[START]
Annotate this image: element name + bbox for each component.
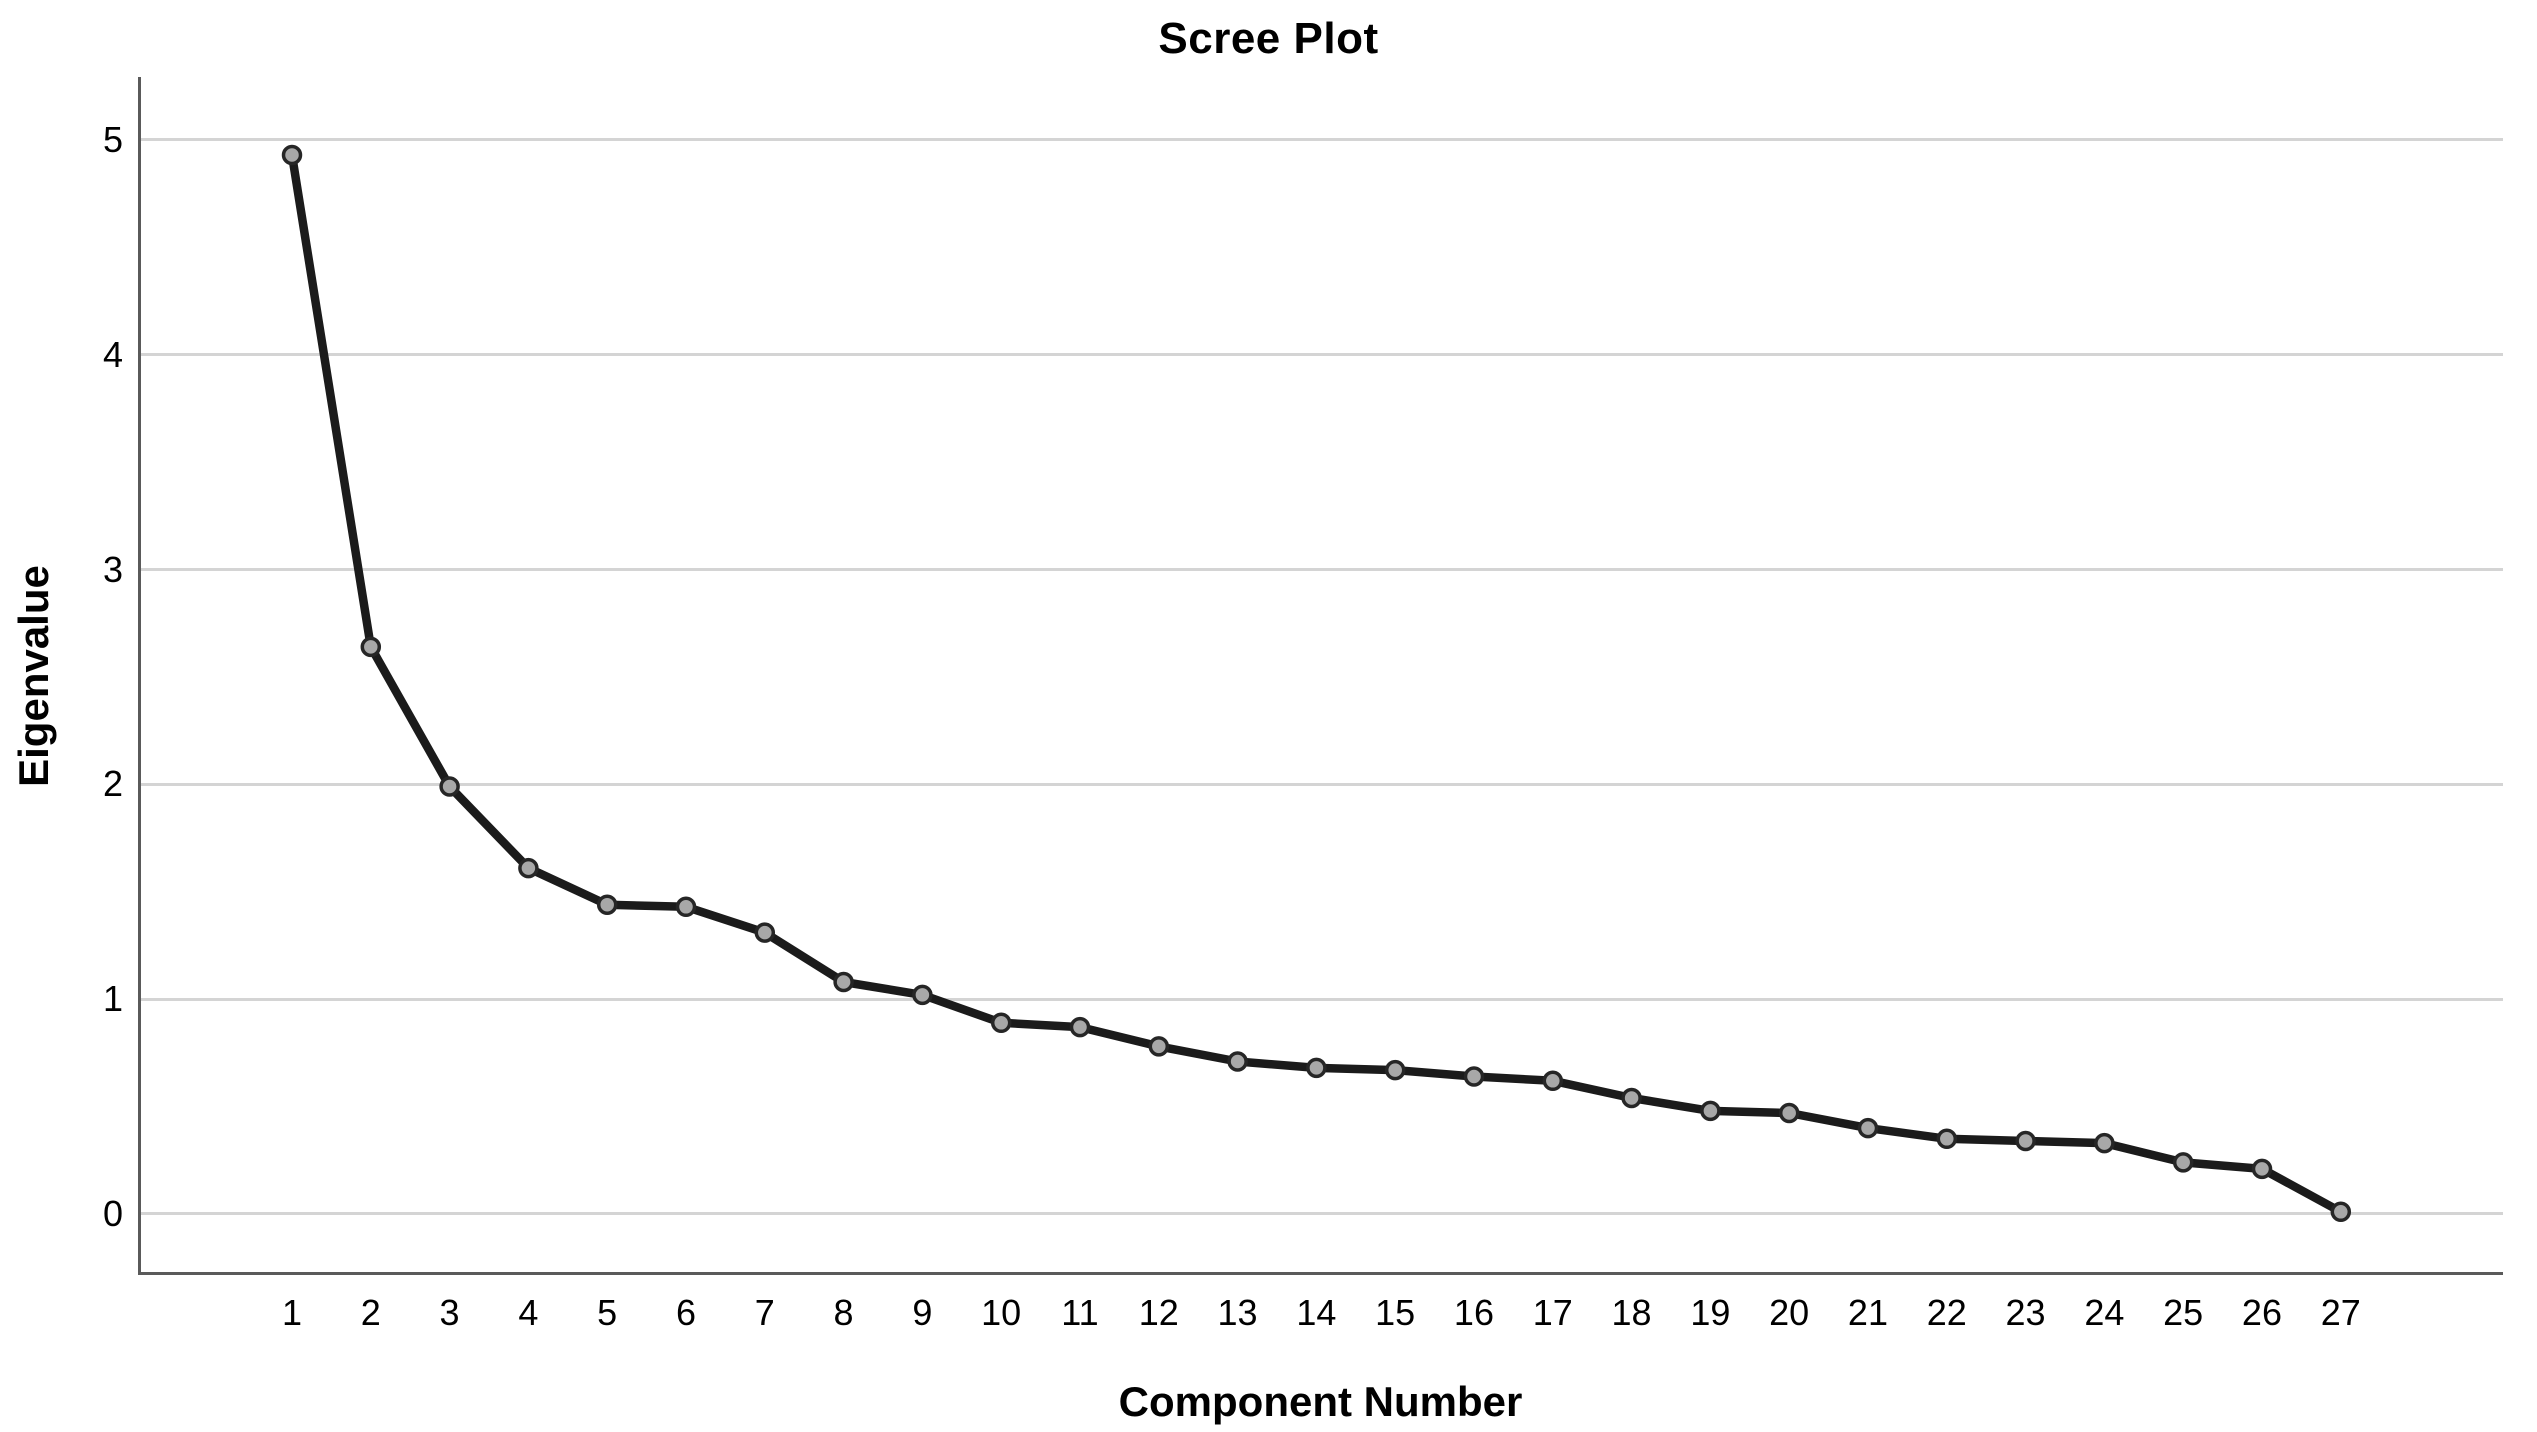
gridline-y-3 <box>138 568 2503 572</box>
plot-area <box>138 77 2503 1275</box>
data-point-14 <box>1306 1057 1327 1079</box>
data-point-26 <box>2251 1158 2273 1180</box>
data-point-21 <box>1857 1117 1879 1139</box>
x-tick-label-15: 15 <box>1375 1292 1416 1333</box>
y-axis-title: Eigenvalue <box>10 565 57 787</box>
data-point-22 <box>1936 1128 1958 1150</box>
x-tick-label-6: 6 <box>675 1292 696 1333</box>
x-tick-label-26: 26 <box>2241 1292 2282 1333</box>
x-tick-label-24: 24 <box>2084 1292 2125 1333</box>
x-tick-label-8: 8 <box>833 1292 854 1333</box>
data-point-24 <box>2094 1132 2115 1154</box>
x-tick-label-17: 17 <box>1532 1292 1573 1333</box>
x-tick-label-25: 25 <box>2163 1292 2204 1333</box>
data-point-16 <box>1463 1066 1485 1087</box>
y-axis-line <box>138 77 141 1275</box>
gridline-y-2 <box>138 782 2503 786</box>
data-point-3 <box>439 776 460 797</box>
y-tick-label-2: 2 <box>102 763 123 805</box>
data-point-17 <box>1542 1070 1564 1092</box>
x-tick-label-11: 11 <box>1061 1292 1099 1333</box>
data-point-19 <box>1700 1100 1721 1122</box>
data-point-7 <box>754 922 776 943</box>
data-point-1 <box>281 144 303 166</box>
data-point-4 <box>518 857 539 879</box>
x-tick-label-16: 16 <box>1453 1292 1494 1333</box>
x-axis-title: Component Number <box>1118 1378 1523 1425</box>
gridline-y-5 <box>138 138 2503 142</box>
data-point-15 <box>1384 1059 1406 1081</box>
x-tick-label-14: 14 <box>1296 1292 1337 1333</box>
x-tick-label-9: 9 <box>912 1292 933 1333</box>
chart-title: Scree Plot <box>1158 14 1379 63</box>
x-tick-label-5: 5 <box>597 1292 618 1333</box>
x-tick-label-3: 3 <box>439 1292 460 1333</box>
gridline-y-1 <box>138 997 2503 1001</box>
y-tick-label-1: 1 <box>102 978 123 1020</box>
data-point-6 <box>675 896 697 918</box>
data-point-25 <box>2172 1152 2194 1173</box>
x-tick-label-1: 1 <box>281 1292 302 1333</box>
x-tick-label-27: 27 <box>2320 1292 2361 1333</box>
x-tick-label-23: 23 <box>2005 1292 2046 1333</box>
eigenvalue-line <box>287 150 2346 1217</box>
y-tick-label-5: 5 <box>102 118 123 160</box>
y-tick-label-4: 4 <box>102 333 123 375</box>
data-point-10 <box>990 1012 1012 1034</box>
x-axis-line <box>138 1272 2503 1275</box>
gridline-y-4 <box>138 353 2503 357</box>
data-point-12 <box>1148 1036 1170 1057</box>
x-tick-label-18: 18 <box>1611 1292 1652 1333</box>
data-point-13 <box>1227 1051 1248 1072</box>
gridline-y-0 <box>138 1212 2503 1216</box>
x-tick-label-13: 13 <box>1217 1292 1258 1333</box>
y-tick-label-0: 0 <box>102 1192 123 1234</box>
data-point-2 <box>360 636 382 658</box>
x-tick-label-20: 20 <box>1769 1292 1810 1333</box>
data-point-27 <box>2330 1201 2352 1223</box>
data-point-5 <box>596 894 618 915</box>
x-tick-label-21: 21 <box>1847 1292 1888 1333</box>
x-tick-label-7: 7 <box>754 1292 775 1333</box>
y-tick-label-3: 3 <box>102 548 123 590</box>
x-tick-label-19: 19 <box>1690 1292 1731 1333</box>
x-tick-label-4: 4 <box>518 1292 539 1333</box>
x-tick-label-22: 22 <box>1926 1292 1967 1333</box>
data-point-23 <box>2015 1130 2036 1152</box>
x-tick-label-2: 2 <box>360 1292 381 1333</box>
data-point-20 <box>1778 1102 1800 1124</box>
x-tick-label-10: 10 <box>981 1292 1022 1333</box>
eigenvalue-series-svg <box>281 144 2352 1223</box>
data-point-11 <box>1069 1016 1091 1038</box>
x-tick-label-12: 12 <box>1138 1292 1179 1333</box>
data-point-18 <box>1621 1087 1642 1109</box>
data-point-8 <box>833 971 854 993</box>
data-point-9 <box>912 984 933 1006</box>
[END]
**WHAT IS REQUIRED**. Reproduce every item above line for line, without changing anything, and leave out the pictures.

**OUTPUT**.
Annotate this image: element name + bbox for each component.
gridline-y-3 <box>138 568 2503 572</box>
plot-area <box>138 77 2503 1275</box>
data-point-14 <box>1306 1057 1327 1079</box>
data-point-26 <box>2251 1158 2273 1180</box>
data-point-21 <box>1857 1117 1879 1139</box>
x-tick-label-15: 15 <box>1375 1292 1416 1333</box>
y-axis-title: Eigenvalue <box>10 565 57 787</box>
data-point-22 <box>1936 1128 1958 1150</box>
x-tick-label-6: 6 <box>675 1292 696 1333</box>
x-tick-label-26: 26 <box>2241 1292 2282 1333</box>
x-tick-label-24: 24 <box>2084 1292 2125 1333</box>
x-tick-label-8: 8 <box>833 1292 854 1333</box>
data-point-24 <box>2094 1132 2115 1154</box>
x-tick-label-17: 17 <box>1532 1292 1573 1333</box>
x-tick-label-25: 25 <box>2163 1292 2204 1333</box>
data-point-16 <box>1463 1066 1485 1087</box>
y-axis-line <box>138 77 141 1275</box>
gridline-y-2 <box>138 782 2503 786</box>
data-point-3 <box>439 776 460 797</box>
y-tick-label-2: 2 <box>102 763 123 805</box>
data-point-17 <box>1542 1070 1564 1092</box>
x-tick-label-11: 11 <box>1061 1292 1099 1333</box>
data-point-19 <box>1700 1100 1721 1122</box>
data-point-7 <box>754 922 776 943</box>
data-point-1 <box>281 144 303 166</box>
data-point-4 <box>518 857 539 879</box>
x-tick-label-16: 16 <box>1453 1292 1494 1333</box>
x-axis-title: Component Number <box>1118 1378 1523 1425</box>
gridline-y-5 <box>138 138 2503 142</box>
data-point-15 <box>1384 1059 1406 1081</box>
x-tick-label-14: 14 <box>1296 1292 1337 1333</box>
x-tick-label-9: 9 <box>912 1292 933 1333</box>
chart-title: Scree Plot <box>1158 14 1379 63</box>
x-tick-label-5: 5 <box>597 1292 618 1333</box>
x-tick-label-3: 3 <box>439 1292 460 1333</box>
gridline-y-1 <box>138 997 2503 1001</box>
y-tick-label-1: 1 <box>102 978 123 1020</box>
data-point-6 <box>675 896 697 918</box>
data-point-25 <box>2172 1152 2194 1173</box>
x-tick-label-1: 1 <box>281 1292 302 1333</box>
x-tick-label-27: 27 <box>2320 1292 2361 1333</box>
x-tick-label-23: 23 <box>2005 1292 2046 1333</box>
eigenvalue-line <box>287 150 2346 1217</box>
y-tick-label-5: 5 <box>102 118 123 160</box>
y-tick-label-4: 4 <box>102 333 123 375</box>
data-point-10 <box>990 1012 1012 1034</box>
x-axis-line <box>138 1272 2503 1275</box>
gridline-y-4 <box>138 353 2503 357</box>
data-point-12 <box>1148 1036 1170 1057</box>
x-tick-label-18: 18 <box>1611 1292 1652 1333</box>
data-point-13 <box>1227 1051 1248 1072</box>
gridline-y-0 <box>138 1212 2503 1216</box>
x-tick-label-13: 13 <box>1217 1292 1258 1333</box>
y-tick-label-0: 0 <box>102 1192 123 1234</box>
data-point-2 <box>360 636 382 658</box>
x-tick-label-20: 20 <box>1769 1292 1810 1333</box>
data-point-27 <box>2330 1201 2352 1223</box>
data-point-5 <box>596 894 618 915</box>
x-tick-label-21: 21 <box>1847 1292 1888 1333</box>
x-tick-label-7: 7 <box>754 1292 775 1333</box>
y-tick-label-3: 3 <box>102 548 123 590</box>
x-tick-label-19: 19 <box>1690 1292 1731 1333</box>
x-tick-label-4: 4 <box>518 1292 539 1333</box>
x-tick-label-22: 22 <box>1926 1292 1967 1333</box>
data-point-23 <box>2015 1130 2036 1152</box>
x-tick-label-2: 2 <box>360 1292 381 1333</box>
data-point-20 <box>1778 1102 1800 1124</box>
x-tick-label-10: 10 <box>981 1292 1022 1333</box>
eigenvalue-series-svg <box>281 144 2352 1223</box>
data-point-11 <box>1069 1016 1091 1038</box>
x-tick-label-12: 12 <box>1138 1292 1179 1333</box>
data-point-18 <box>1621 1087 1642 1109</box>
data-point-8 <box>833 971 854 993</box>
data-point-9 <box>912 984 933 1006</box>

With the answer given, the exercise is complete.